Render the following material again verbatim, leaving nothing out.

Start of DATA SHOWN

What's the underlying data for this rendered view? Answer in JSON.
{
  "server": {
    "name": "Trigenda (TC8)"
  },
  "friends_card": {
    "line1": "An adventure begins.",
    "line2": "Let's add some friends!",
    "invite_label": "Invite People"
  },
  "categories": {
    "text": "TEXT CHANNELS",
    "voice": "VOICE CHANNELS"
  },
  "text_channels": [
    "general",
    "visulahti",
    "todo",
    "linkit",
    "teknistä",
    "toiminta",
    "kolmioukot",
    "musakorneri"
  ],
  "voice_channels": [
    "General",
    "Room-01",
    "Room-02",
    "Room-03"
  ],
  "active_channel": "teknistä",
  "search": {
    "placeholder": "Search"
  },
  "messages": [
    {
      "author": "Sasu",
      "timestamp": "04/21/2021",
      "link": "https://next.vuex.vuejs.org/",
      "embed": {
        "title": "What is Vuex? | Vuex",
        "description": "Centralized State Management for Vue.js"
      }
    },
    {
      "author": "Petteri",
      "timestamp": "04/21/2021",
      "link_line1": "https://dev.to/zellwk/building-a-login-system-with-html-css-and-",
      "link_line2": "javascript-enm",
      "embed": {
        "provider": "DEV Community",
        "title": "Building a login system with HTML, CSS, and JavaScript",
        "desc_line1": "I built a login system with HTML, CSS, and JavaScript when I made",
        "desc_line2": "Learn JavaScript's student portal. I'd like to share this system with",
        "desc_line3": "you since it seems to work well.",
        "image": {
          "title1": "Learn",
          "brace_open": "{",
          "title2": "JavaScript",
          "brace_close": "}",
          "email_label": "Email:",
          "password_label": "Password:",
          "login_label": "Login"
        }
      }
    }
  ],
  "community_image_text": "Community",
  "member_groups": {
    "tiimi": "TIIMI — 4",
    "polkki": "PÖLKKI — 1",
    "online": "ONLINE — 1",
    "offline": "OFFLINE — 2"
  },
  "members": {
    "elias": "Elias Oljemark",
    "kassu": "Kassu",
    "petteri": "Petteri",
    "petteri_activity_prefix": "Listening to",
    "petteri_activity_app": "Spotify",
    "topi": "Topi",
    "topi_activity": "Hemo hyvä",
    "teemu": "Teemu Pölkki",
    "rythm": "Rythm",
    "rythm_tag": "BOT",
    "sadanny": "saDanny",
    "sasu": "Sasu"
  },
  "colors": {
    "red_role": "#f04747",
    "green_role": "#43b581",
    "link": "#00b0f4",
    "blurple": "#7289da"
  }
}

End of DATA SHOWN

* RESULT OF THE TASK *
What's the underlying data for this rendered view? Answer in JSON.
{
  "server": {
    "name": "Trigenda (TC8)"
  },
  "friends_card": {
    "line1": "An adventure begins.",
    "line2": "Let's add some friends!",
    "invite_label": "Invite People"
  },
  "categories": {
    "text": "TEXT CHANNELS",
    "voice": "VOICE CHANNELS"
  },
  "text_channels": [
    "general",
    "visulahti",
    "todo",
    "linkit",
    "teknistä",
    "toiminta",
    "kolmioukot",
    "musakorneri"
  ],
  "voice_channels": [
    "General",
    "Room-01",
    "Room-02",
    "Room-03"
  ],
  "active_channel": "teknistä",
  "search": {
    "placeholder": "Search"
  },
  "messages": [
    {
      "author": "Sasu",
      "timestamp": "04/21/2021",
      "link": "https://next.vuex.vuejs.org/",
      "embed": {
        "title": "What is Vuex? | Vuex",
        "description": "Centralized State Management for Vue.js"
      }
    },
    {
      "author": "Petteri",
      "timestamp": "04/21/2021",
      "link_line1": "https://dev.to/zellwk/building-a-login-system-with-html-css-and-",
      "link_line2": "javascript-enm",
      "embed": {
        "provider": "DEV Community",
        "title": "Building a login system with HTML, CSS, and JavaScript",
        "desc_line1": "I built a login system with HTML, CSS, and JavaScript when I made",
        "desc_line2": "Learn JavaScript's student portal. I'd like to share this system with",
        "desc_line3": "you since it seems to work well.",
        "image": {
          "title1": "Learn",
          "brace_open": "{",
          "title2": "JavaScript",
          "brace_close": "}",
          "email_label": "Email:",
          "password_label": "Password:",
          "login_label": "Login"
        }
      }
    }
  ],
  "community_image_text": "Community",
  "member_groups": {
    "tiimi": "TIIMI — 4",
    "polkki": "PÖLKKI — 1",
    "online": "ONLINE — 1",
    "offline": "OFFLINE — 2"
  },
  "members": {
    "elias": "Elias Oljemark",
    "kassu": "Kassu",
    "petteri": "Petteri",
    "petteri_activity_prefix": "Listening to",
    "petteri_activity_app": "Spotify",
    "topi": "Topi",
    "topi_activity": "Hemo hyvä",
    "teemu": "Teemu Pölkki",
    "rythm": "Rythm",
    "rythm_tag": "BOT",
    "sadanny": "saDanny",
    "sasu": "Sasu"
  },
  "colors": {
    "red_role": "#f04747",
    "green_role": "#43b581",
    "link": "#00b0f4",
    "blurple": "#7289da"
  }
}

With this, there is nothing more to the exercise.